» EXERCISE BRIEF: Collect each line of the entries that holds the string "placeholder".

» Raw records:
■ ■ ■ ■
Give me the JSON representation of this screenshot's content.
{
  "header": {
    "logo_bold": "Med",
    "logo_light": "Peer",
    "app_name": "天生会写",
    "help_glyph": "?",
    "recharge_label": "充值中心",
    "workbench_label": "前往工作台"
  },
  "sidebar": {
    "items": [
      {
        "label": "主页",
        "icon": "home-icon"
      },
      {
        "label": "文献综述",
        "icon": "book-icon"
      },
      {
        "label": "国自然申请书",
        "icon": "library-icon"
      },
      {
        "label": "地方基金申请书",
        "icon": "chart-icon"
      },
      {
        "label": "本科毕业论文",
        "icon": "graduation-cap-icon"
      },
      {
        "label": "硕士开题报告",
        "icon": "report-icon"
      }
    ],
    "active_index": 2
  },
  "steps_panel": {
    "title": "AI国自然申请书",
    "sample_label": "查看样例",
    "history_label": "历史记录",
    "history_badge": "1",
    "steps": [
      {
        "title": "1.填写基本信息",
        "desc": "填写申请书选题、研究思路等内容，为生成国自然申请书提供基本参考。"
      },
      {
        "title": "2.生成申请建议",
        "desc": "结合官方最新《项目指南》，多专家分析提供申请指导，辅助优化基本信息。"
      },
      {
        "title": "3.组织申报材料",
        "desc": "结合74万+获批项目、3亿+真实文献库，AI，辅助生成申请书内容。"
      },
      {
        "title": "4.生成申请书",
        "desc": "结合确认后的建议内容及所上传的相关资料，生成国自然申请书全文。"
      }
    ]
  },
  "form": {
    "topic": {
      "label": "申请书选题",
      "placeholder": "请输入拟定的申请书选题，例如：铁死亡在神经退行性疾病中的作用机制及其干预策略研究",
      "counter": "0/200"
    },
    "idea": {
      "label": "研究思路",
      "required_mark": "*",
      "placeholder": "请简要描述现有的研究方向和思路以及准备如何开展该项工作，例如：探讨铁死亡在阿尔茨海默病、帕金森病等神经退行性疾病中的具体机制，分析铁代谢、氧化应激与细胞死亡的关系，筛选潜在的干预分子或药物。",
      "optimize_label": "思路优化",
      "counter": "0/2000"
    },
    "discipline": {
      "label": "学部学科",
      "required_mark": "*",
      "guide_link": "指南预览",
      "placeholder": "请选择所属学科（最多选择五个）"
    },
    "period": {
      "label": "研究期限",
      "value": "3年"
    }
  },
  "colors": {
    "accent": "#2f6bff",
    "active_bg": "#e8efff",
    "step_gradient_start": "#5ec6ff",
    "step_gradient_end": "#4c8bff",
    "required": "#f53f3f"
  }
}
■ ■ ■ ■
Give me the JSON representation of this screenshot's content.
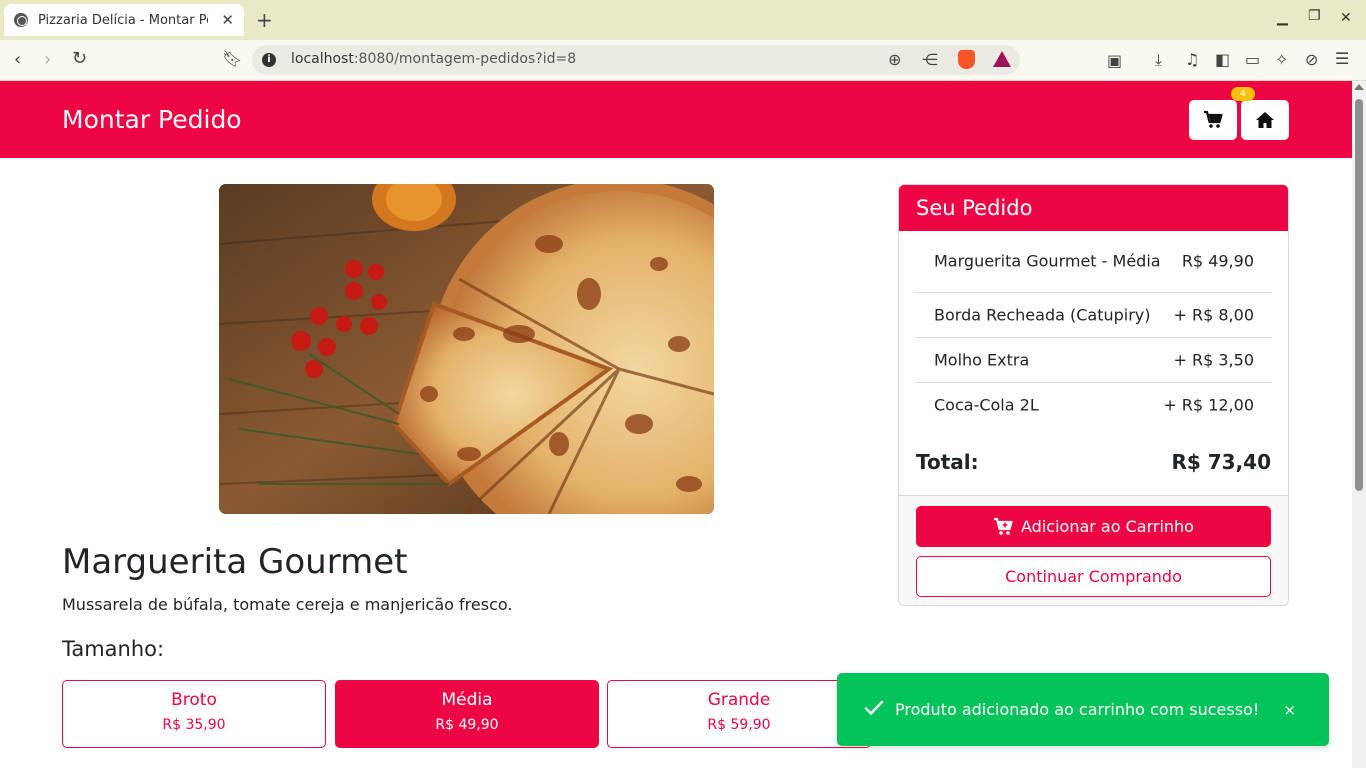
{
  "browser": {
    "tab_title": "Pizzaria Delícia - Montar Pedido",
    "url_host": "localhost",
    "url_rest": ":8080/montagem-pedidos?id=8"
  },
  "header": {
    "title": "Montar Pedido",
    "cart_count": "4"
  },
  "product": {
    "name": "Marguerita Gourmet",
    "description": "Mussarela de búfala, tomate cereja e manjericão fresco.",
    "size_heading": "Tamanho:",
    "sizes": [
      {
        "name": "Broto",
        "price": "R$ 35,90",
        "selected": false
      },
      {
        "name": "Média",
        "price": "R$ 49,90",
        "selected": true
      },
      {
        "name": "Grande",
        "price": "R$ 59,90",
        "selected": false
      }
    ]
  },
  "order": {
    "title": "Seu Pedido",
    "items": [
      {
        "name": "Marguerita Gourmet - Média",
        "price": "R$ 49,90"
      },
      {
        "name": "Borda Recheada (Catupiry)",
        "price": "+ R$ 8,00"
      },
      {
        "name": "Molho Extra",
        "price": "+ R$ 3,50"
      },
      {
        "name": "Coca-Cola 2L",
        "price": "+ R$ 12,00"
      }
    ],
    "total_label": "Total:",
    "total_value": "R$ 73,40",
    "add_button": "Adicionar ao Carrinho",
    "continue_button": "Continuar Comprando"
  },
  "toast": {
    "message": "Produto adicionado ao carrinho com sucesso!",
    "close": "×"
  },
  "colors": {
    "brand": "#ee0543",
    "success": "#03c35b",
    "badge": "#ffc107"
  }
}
■ ■ ■ ■
» CORRECT OUTPUT:
      "placeholder": "请输入拟定的申请书选题，例如：铁死亡在神经退行性疾病中的作用机制及其干预策略研究",
      "placeholder": "请简要描述现有的研究方向和思路以及准备如何开展该项工作，例如：探讨铁死亡在阿尔茨海默病、帕金森病等神经退行性疾病中的具体机制，分析铁代谢、氧化应激与细胞死亡的关系，筛选潜在的干预分子或药物。",
      "placeholder": "请选择所属学科（最多选择五个）"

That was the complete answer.